STATED TASK:
Within the listing below, locate all lines containing the word "this". Copy each one.
----- INPUT RECORDS -----
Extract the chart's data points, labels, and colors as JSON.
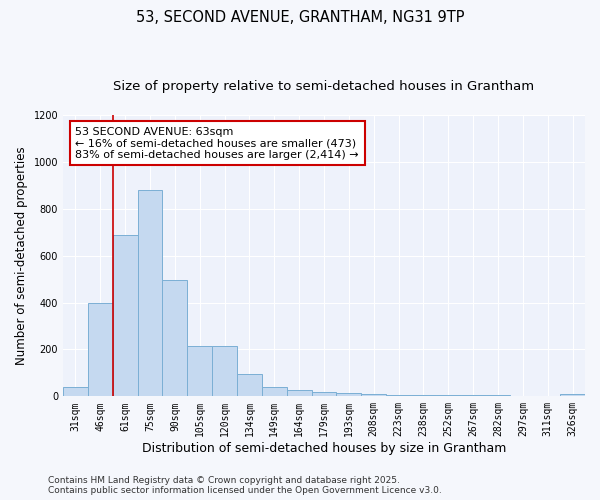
{
  "title1": "53, SECOND AVENUE, GRANTHAM, NG31 9TP",
  "title2": "Size of property relative to semi-detached houses in Grantham",
  "xlabel": "Distribution of semi-detached houses by size in Grantham",
  "ylabel": "Number of semi-detached properties",
  "categories": [
    "31sqm",
    "46sqm",
    "61sqm",
    "75sqm",
    "90sqm",
    "105sqm",
    "120sqm",
    "134sqm",
    "149sqm",
    "164sqm",
    "179sqm",
    "193sqm",
    "208sqm",
    "223sqm",
    "238sqm",
    "252sqm",
    "267sqm",
    "282sqm",
    "297sqm",
    "311sqm",
    "326sqm"
  ],
  "values": [
    40,
    400,
    690,
    880,
    495,
    215,
    215,
    95,
    40,
    25,
    20,
    15,
    10,
    5,
    5,
    5,
    5,
    5,
    2,
    2,
    8
  ],
  "bar_color": "#c5d9f0",
  "bar_edge_color": "#7bafd4",
  "annotation_title": "53 SECOND AVENUE: 63sqm",
  "annotation_line1": "← 16% of semi-detached houses are smaller (473)",
  "annotation_line2": "83% of semi-detached houses are larger (2,414) →",
  "annotation_box_facecolor": "#ffffff",
  "annotation_box_edgecolor": "#cc0000",
  "vline_color": "#cc0000",
  "vline_x": 1.5,
  "footer1": "Contains HM Land Registry data © Crown copyright and database right 2025.",
  "footer2": "Contains public sector information licensed under the Open Government Licence v3.0.",
  "ylim": [
    0,
    1200
  ],
  "yticks": [
    0,
    200,
    400,
    600,
    800,
    1000,
    1200
  ],
  "plot_bg_color": "#eef2fb",
  "fig_bg_color": "#f5f7fc",
  "grid_color": "#ffffff",
  "title_fontsize": 10.5,
  "subtitle_fontsize": 9.5,
  "tick_fontsize": 7,
  "ylabel_fontsize": 8.5,
  "xlabel_fontsize": 9,
  "footer_fontsize": 6.5,
  "annot_fontsize": 8
}
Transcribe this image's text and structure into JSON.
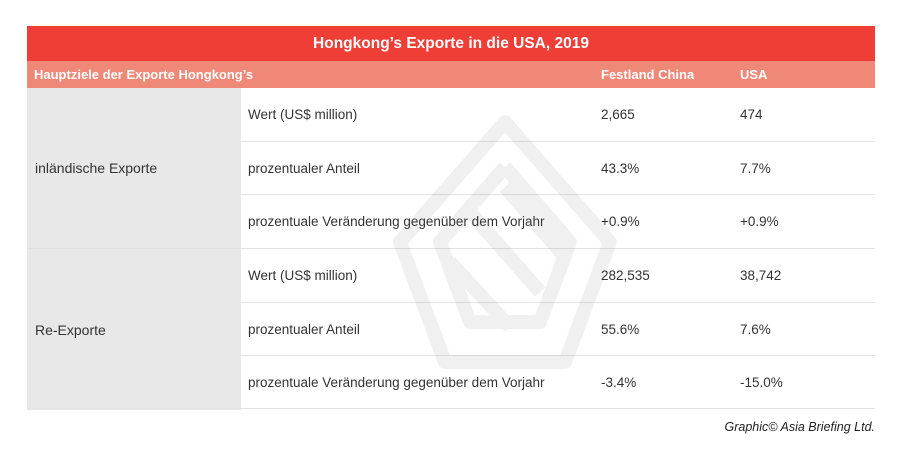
{
  "table": {
    "title": "Hongkong’s Exporte in die USA, 2019",
    "headers": {
      "destination": "Hauptziele der Exporte Hongkong’s",
      "china": "Festland China",
      "usa": "USA"
    },
    "groups": [
      {
        "label": "inländische Exporte",
        "rows": [
          {
            "metric": "Wert (US$ million)",
            "china": "2,665",
            "usa": "474"
          },
          {
            "metric": "prozentualer Anteil",
            "china": "43.3%",
            "usa": "7.7%"
          },
          {
            "metric": "prozentuale Veränderung gegenüber dem Vorjahr",
            "china": "+0.9%",
            "usa": "+0.9%"
          }
        ]
      },
      {
        "label": "Re-Exporte",
        "rows": [
          {
            "metric": "Wert (US$ million)",
            "china": "282,535",
            "usa": "38,742"
          },
          {
            "metric": "prozentualer Anteil",
            "china": "55.6%",
            "usa": "7.6%"
          },
          {
            "metric": "prozentuale Veränderung gegenüber dem Vorjahr",
            "china": "-3.4%",
            "usa": "-15.0%"
          }
        ]
      }
    ]
  },
  "credit": "Graphic© Asia Briefing Ltd.",
  "colors": {
    "title_bar": "#ef3e36",
    "header_row": "#f08878",
    "group_label_bg": "#e8e8e8"
  },
  "watermark_icon": "asia-briefing-logo-watermark"
}
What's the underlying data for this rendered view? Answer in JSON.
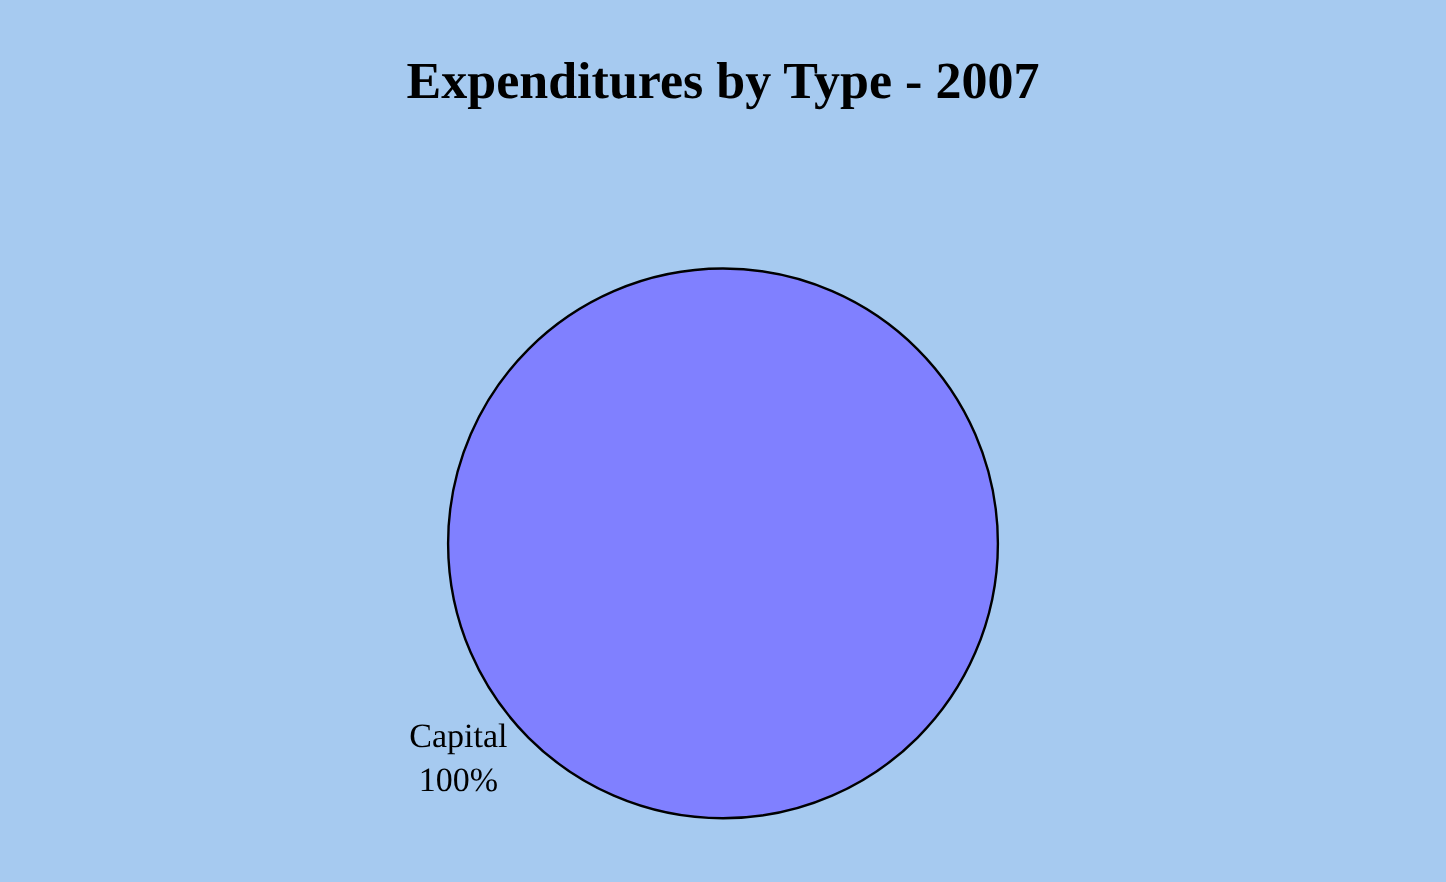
{
  "chart_data": {
    "type": "pie",
    "title": "Expenditures by Type - 2007",
    "categories": [
      "Capital"
    ],
    "values": [
      100
    ],
    "colors": [
      "#8080ff"
    ],
    "value_labels": [
      "100%"
    ],
    "legend": false
  }
}
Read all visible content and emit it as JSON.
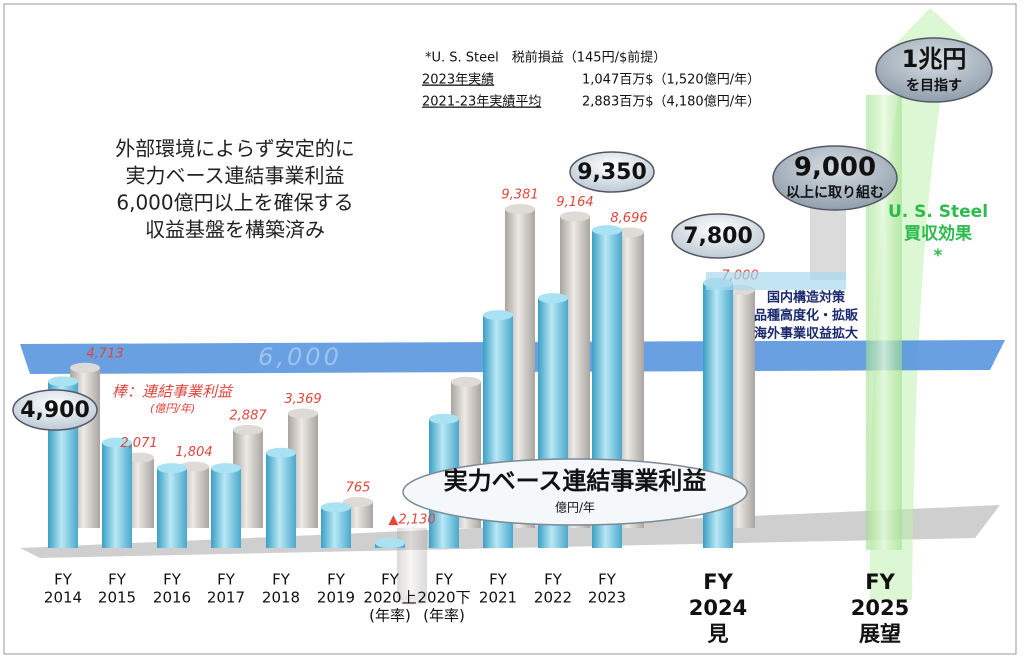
-----
WRITTEN RESPONSE:
Transcribe this image's text and structure into JSON.
What's the underlying data for this rendered view? Answer in JSON.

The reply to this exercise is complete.